# What you have to do
Extract every record, exactly as written, and ignore the pictures.

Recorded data
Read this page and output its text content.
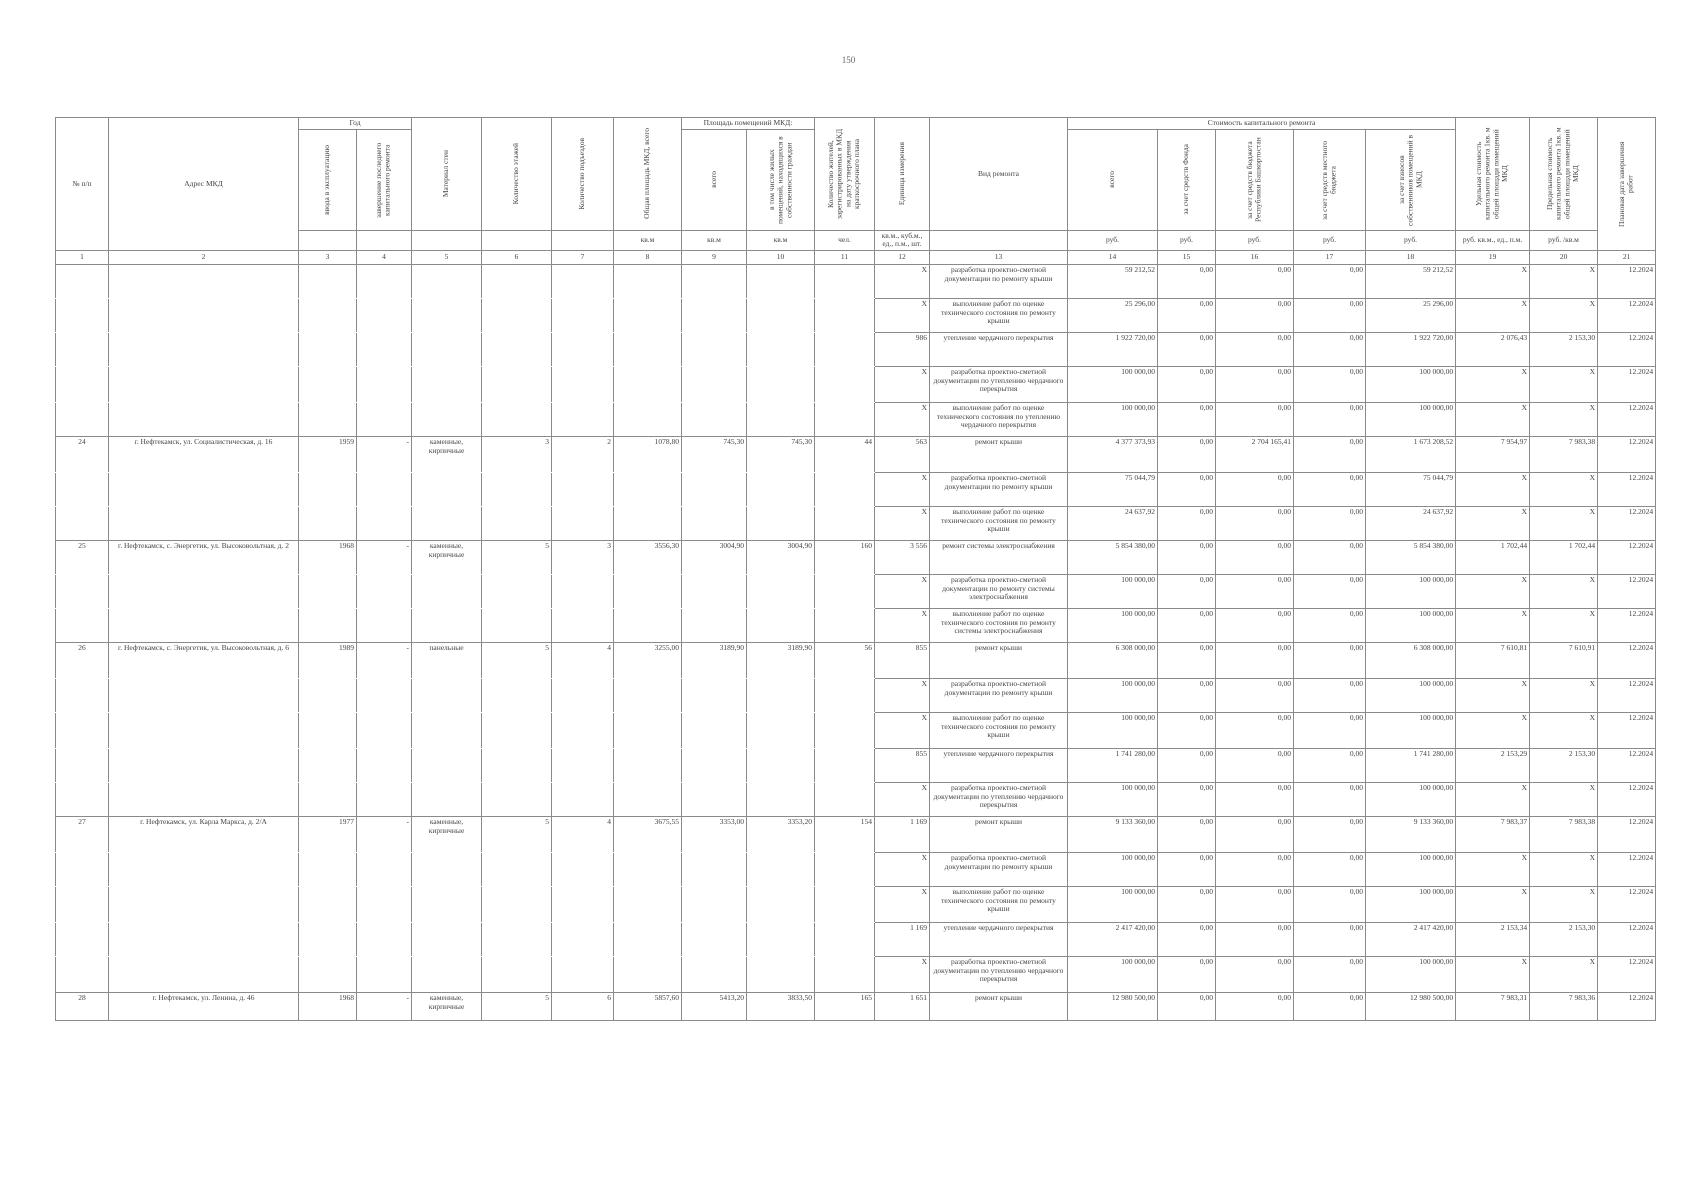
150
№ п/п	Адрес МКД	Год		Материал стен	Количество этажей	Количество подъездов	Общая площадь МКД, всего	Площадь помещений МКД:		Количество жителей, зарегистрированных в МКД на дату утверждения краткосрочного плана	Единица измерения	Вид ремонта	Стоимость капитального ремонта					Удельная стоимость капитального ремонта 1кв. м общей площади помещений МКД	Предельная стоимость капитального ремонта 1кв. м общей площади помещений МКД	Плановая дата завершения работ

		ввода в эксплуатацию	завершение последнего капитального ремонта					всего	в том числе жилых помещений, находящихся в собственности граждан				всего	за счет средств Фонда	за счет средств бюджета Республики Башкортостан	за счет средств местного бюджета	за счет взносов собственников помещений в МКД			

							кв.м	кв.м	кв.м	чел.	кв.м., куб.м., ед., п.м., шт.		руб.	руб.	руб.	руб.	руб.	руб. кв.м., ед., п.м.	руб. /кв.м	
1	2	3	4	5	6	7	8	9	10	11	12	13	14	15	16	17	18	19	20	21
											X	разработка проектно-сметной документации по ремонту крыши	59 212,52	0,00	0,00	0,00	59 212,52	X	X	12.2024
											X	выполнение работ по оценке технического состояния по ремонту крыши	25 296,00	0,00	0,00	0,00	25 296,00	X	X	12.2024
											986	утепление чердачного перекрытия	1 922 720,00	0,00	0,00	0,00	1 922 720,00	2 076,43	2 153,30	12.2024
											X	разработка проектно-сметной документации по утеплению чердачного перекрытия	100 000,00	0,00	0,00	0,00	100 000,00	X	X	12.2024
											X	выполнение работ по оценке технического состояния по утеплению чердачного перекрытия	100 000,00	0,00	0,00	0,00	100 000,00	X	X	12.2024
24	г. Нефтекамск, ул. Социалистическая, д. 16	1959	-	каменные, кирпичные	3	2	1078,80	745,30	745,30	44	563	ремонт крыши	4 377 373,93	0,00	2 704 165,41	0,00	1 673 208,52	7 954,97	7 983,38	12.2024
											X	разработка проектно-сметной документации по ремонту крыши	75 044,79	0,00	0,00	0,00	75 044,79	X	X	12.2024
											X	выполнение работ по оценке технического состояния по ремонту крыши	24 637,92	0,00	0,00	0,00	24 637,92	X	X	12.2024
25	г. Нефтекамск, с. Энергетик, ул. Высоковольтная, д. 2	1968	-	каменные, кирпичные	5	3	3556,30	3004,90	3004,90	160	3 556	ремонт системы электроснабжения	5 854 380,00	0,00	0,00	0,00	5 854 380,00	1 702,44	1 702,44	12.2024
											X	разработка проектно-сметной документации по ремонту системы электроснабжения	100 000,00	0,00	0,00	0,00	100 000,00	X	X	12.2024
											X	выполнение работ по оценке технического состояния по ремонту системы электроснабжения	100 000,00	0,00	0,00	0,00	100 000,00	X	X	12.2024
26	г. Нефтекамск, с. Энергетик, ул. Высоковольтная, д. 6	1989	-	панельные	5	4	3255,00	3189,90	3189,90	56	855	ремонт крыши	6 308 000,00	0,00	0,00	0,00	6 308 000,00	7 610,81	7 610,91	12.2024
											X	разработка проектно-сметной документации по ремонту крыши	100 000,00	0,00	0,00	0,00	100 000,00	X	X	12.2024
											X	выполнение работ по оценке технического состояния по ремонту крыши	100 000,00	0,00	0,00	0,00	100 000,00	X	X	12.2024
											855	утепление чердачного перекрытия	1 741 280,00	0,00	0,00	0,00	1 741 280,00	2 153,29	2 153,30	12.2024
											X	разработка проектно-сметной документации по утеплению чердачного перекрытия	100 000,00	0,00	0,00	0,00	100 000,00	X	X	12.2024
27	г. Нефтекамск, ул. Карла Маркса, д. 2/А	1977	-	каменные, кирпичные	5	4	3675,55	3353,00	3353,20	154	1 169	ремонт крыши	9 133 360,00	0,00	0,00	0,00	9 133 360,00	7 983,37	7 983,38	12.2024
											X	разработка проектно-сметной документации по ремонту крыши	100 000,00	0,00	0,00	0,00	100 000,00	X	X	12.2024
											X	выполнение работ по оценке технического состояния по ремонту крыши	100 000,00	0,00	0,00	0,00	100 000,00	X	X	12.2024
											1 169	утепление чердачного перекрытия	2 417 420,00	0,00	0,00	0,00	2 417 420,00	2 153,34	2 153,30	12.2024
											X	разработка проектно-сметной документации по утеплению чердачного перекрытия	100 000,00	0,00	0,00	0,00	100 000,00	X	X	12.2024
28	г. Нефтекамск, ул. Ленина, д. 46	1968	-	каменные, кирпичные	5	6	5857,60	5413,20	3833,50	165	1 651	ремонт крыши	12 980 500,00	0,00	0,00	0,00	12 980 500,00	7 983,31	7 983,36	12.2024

# Output for this exercise
Read this page and output its text content.
150
№ п/п	Адрес МКД	Год		Материал стен	Количество этажей	Количество подъездов	Общая площадь МКД, всего	Площадь помещений МКД:		Количество жителей, зарегистрированных в МКД на дату утверждения краткосрочного плана	Единица измерения	Вид ремонта	Стоимость капитального ремонта					Удельная стоимость капитального ремонта 1кв. м общей площади помещений МКД	Предельная стоимость капитального ремонта 1кв. м общей площади помещений МКД	Плановая дата завершения работ

		ввода в эксплуатацию	завершение последнего капитального ремонта					всего	в том числе жилых помещений, находящихся в собственности граждан				всего	за счет средств Фонда	за счет средств бюджета Республики Башкортостан	за счет средств местного бюджета	за счет взносов собственников помещений в МКД			

							кв.м	кв.м	кв.м	чел.	кв.м., куб.м., ед., п.м., шт.		руб.	руб.	руб.	руб.	руб.	руб. кв.м., ед., п.м.	руб. /кв.м	
1	2	3	4	5	6	7	8	9	10	11	12	13	14	15	16	17	18	19	20	21
											X	разработка проектно-сметной документации по ремонту крыши	59 212,52	0,00	0,00	0,00	59 212,52	X	X	12.2024
											X	выполнение работ по оценке технического состояния по ремонту крыши	25 296,00	0,00	0,00	0,00	25 296,00	X	X	12.2024
											986	утепление чердачного перекрытия	1 922 720,00	0,00	0,00	0,00	1 922 720,00	2 076,43	2 153,30	12.2024
											X	разработка проектно-сметной документации по утеплению чердачного перекрытия	100 000,00	0,00	0,00	0,00	100 000,00	X	X	12.2024
											X	выполнение работ по оценке технического состояния по утеплению чердачного перекрытия	100 000,00	0,00	0,00	0,00	100 000,00	X	X	12.2024
24	г. Нефтекамск, ул. Социалистическая, д. 16	1959	-	каменные, кирпичные	3	2	1078,80	745,30	745,30	44	563	ремонт крыши	4 377 373,93	0,00	2 704 165,41	0,00	1 673 208,52	7 954,97	7 983,38	12.2024
											X	разработка проектно-сметной документации по ремонту крыши	75 044,79	0,00	0,00	0,00	75 044,79	X	X	12.2024
											X	выполнение работ по оценке технического состояния по ремонту крыши	24 637,92	0,00	0,00	0,00	24 637,92	X	X	12.2024
25	г. Нефтекамск, с. Энергетик, ул. Высоковольтная, д. 2	1968	-	каменные, кирпичные	5	3	3556,30	3004,90	3004,90	160	3 556	ремонт системы электроснабжения	5 854 380,00	0,00	0,00	0,00	5 854 380,00	1 702,44	1 702,44	12.2024
											X	разработка проектно-сметной документации по ремонту системы электроснабжения	100 000,00	0,00	0,00	0,00	100 000,00	X	X	12.2024
											X	выполнение работ по оценке технического состояния по ремонту системы электроснабжения	100 000,00	0,00	0,00	0,00	100 000,00	X	X	12.2024
26	г. Нефтекамск, с. Энергетик, ул. Высоковольтная, д. 6	1989	-	панельные	5	4	3255,00	3189,90	3189,90	56	855	ремонт крыши	6 308 000,00	0,00	0,00	0,00	6 308 000,00	7 610,81	7 610,91	12.2024
											X	разработка проектно-сметной документации по ремонту крыши	100 000,00	0,00	0,00	0,00	100 000,00	X	X	12.2024
											X	выполнение работ по оценке технического состояния по ремонту крыши	100 000,00	0,00	0,00	0,00	100 000,00	X	X	12.2024
											855	утепление чердачного перекрытия	1 741 280,00	0,00	0,00	0,00	1 741 280,00	2 153,29	2 153,30	12.2024
											X	разработка проектно-сметной документации по утеплению чердачного перекрытия	100 000,00	0,00	0,00	0,00	100 000,00	X	X	12.2024
27	г. Нефтекамск, ул. Карла Маркса, д. 2/А	1977	-	каменные, кирпичные	5	4	3675,55	3353,00	3353,20	154	1 169	ремонт крыши	9 133 360,00	0,00	0,00	0,00	9 133 360,00	7 983,37	7 983,38	12.2024
											X	разработка проектно-сметной документации по ремонту крыши	100 000,00	0,00	0,00	0,00	100 000,00	X	X	12.2024
											X	выполнение работ по оценке технического состояния по ремонту крыши	100 000,00	0,00	0,00	0,00	100 000,00	X	X	12.2024
											1 169	утепление чердачного перекрытия	2 417 420,00	0,00	0,00	0,00	2 417 420,00	2 153,34	2 153,30	12.2024
											X	разработка проектно-сметной документации по утеплению чердачного перекрытия	100 000,00	0,00	0,00	0,00	100 000,00	X	X	12.2024
28	г. Нефтекамск, ул. Ленина, д. 46	1968	-	каменные, кирпичные	5	6	5857,60	5413,20	3833,50	165	1 651	ремонт крыши	12 980 500,00	0,00	0,00	0,00	12 980 500,00	7 983,31	7 983,36	12.2024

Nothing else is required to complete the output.